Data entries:
▶

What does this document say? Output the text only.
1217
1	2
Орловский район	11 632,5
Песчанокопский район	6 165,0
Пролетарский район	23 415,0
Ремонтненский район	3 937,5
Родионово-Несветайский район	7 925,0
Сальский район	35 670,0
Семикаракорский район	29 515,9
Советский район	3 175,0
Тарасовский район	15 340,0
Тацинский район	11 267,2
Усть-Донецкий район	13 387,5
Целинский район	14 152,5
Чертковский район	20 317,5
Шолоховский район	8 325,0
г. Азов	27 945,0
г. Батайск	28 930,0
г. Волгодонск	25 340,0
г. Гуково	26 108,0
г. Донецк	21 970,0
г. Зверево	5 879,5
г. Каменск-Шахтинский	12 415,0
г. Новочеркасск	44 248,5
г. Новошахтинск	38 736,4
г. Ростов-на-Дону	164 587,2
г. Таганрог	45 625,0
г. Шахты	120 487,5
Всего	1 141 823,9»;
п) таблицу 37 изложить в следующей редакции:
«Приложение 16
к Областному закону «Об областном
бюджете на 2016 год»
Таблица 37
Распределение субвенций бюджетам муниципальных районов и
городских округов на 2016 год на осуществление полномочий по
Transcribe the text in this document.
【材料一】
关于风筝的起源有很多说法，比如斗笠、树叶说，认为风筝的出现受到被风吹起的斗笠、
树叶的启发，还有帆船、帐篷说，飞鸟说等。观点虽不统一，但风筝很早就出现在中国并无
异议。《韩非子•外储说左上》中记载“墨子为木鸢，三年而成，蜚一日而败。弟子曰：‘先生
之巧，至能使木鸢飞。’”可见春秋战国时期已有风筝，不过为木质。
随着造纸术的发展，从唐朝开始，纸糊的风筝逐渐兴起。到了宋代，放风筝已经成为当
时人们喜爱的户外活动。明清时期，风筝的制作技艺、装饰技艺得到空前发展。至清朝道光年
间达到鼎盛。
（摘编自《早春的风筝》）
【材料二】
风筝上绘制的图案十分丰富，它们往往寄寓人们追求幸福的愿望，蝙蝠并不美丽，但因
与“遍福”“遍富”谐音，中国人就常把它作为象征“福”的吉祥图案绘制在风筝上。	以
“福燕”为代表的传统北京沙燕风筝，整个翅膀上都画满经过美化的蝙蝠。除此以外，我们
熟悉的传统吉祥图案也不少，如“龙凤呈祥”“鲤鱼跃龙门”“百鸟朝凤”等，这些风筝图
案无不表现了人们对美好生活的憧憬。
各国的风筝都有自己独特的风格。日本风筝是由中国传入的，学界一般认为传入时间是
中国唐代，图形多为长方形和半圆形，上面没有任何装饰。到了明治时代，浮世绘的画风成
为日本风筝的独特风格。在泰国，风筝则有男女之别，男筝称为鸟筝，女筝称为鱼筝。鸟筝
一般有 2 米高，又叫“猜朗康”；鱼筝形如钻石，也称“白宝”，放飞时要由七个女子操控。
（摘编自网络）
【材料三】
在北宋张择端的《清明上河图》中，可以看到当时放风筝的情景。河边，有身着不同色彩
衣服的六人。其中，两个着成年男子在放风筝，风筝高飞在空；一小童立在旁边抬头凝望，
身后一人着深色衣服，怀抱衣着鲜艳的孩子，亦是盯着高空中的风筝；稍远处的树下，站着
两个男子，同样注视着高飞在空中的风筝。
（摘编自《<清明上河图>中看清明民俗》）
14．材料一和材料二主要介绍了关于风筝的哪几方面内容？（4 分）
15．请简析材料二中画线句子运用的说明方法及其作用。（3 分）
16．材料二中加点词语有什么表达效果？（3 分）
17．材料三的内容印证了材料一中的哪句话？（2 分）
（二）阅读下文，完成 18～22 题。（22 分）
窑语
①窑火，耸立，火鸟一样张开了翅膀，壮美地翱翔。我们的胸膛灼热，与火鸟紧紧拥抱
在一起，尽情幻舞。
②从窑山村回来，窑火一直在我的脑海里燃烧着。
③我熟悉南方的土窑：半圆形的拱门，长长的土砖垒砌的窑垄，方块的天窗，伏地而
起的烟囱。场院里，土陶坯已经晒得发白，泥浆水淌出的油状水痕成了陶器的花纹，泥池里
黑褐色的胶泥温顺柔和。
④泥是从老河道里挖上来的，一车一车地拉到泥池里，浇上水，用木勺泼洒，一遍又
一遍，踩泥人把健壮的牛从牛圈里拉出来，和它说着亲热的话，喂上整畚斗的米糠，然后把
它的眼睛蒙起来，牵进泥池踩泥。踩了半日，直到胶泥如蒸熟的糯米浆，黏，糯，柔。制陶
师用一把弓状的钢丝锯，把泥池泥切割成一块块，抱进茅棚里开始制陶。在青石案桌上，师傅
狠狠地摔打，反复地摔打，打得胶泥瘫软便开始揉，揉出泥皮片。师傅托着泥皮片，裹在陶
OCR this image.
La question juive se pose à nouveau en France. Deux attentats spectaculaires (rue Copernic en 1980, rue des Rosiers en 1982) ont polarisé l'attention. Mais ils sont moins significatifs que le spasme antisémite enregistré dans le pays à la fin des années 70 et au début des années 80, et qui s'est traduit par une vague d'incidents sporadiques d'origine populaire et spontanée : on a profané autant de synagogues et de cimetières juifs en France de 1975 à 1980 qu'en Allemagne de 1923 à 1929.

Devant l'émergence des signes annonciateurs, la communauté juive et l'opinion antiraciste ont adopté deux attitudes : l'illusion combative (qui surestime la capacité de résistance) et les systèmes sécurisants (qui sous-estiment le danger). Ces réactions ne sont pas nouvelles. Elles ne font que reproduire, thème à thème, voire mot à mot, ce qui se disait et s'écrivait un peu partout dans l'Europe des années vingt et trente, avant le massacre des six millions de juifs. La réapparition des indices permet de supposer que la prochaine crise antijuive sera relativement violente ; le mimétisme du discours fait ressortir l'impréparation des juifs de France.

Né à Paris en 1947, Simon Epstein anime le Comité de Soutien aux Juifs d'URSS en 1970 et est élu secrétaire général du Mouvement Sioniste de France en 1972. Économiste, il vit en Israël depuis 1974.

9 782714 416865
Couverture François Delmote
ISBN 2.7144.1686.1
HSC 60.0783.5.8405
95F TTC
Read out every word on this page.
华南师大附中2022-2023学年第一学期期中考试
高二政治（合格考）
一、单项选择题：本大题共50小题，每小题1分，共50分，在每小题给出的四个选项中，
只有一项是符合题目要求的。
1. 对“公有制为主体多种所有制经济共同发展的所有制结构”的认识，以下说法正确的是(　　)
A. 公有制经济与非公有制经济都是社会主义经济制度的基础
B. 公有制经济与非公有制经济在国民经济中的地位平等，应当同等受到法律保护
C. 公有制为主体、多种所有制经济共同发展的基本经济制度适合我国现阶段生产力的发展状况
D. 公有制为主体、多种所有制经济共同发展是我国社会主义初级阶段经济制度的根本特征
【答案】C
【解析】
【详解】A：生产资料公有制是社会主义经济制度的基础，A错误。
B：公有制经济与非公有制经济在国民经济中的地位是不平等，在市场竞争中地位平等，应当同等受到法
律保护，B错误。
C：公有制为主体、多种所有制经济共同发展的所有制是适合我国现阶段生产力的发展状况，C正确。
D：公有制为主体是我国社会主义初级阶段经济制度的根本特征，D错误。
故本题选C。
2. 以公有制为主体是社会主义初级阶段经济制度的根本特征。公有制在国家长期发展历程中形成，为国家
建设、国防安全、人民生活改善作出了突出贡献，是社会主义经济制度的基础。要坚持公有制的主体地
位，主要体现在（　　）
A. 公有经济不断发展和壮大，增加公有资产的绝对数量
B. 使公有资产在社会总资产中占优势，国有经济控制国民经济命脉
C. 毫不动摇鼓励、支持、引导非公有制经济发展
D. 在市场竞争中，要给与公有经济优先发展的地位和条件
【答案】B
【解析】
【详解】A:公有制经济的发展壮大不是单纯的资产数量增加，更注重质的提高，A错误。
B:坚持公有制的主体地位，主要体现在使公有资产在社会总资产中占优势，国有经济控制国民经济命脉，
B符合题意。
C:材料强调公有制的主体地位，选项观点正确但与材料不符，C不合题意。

◀

WHAT THE TASK ASKS -
Starting from the line containing "Read out every word on this page.", repeat each line through the end of the entries, exactly.

REPLY -
Read out every word on this page.
华南师大附中2022-2023学年第一学期期中考试
高二政治（合格考）
一、单项选择题：本大题共50小题，每小题1分，共50分，在每小题给出的四个选项中，
只有一项是符合题目要求的。
1. 对“公有制为主体多种所有制经济共同发展的所有制结构”的认识，以下说法正确的是(　　)
A. 公有制经济与非公有制经济都是社会主义经济制度的基础
B. 公有制经济与非公有制经济在国民经济中的地位平等，应当同等受到法律保护
C. 公有制为主体、多种所有制经济共同发展的基本经济制度适合我国现阶段生产力的发展状况
D. 公有制为主体、多种所有制经济共同发展是我国社会主义初级阶段经济制度的根本特征
【答案】C
【解析】
【详解】A：生产资料公有制是社会主义经济制度的基础，A错误。
B：公有制经济与非公有制经济在国民经济中的地位是不平等，在市场竞争中地位平等，应当同等受到法
律保护，B错误。
C：公有制为主体、多种所有制经济共同发展的所有制是适合我国现阶段生产力的发展状况，C正确。
D：公有制为主体是我国社会主义初级阶段经济制度的根本特征，D错误。
故本题选C。
2. 以公有制为主体是社会主义初级阶段经济制度的根本特征。公有制在国家长期发展历程中形成，为国家
建设、国防安全、人民生活改善作出了突出贡献，是社会主义经济制度的基础。要坚持公有制的主体地
位，主要体现在（　　）
A. 公有经济不断发展和壮大，增加公有资产的绝对数量
B. 使公有资产在社会总资产中占优势，国有经济控制国民经济命脉
C. 毫不动摇鼓励、支持、引导非公有制经济发展
D. 在市场竞争中，要给与公有经济优先发展的地位和条件
【答案】B
【解析】
【详解】A:公有制经济的发展壮大不是单纯的资产数量增加，更注重质的提高，A错误。
B:坚持公有制的主体地位，主要体现在使公有资产在社会总资产中占优势，国有经济控制国民经济命脉，
B符合题意。
C:材料强调公有制的主体地位，选项观点正确但与材料不符，C不合题意。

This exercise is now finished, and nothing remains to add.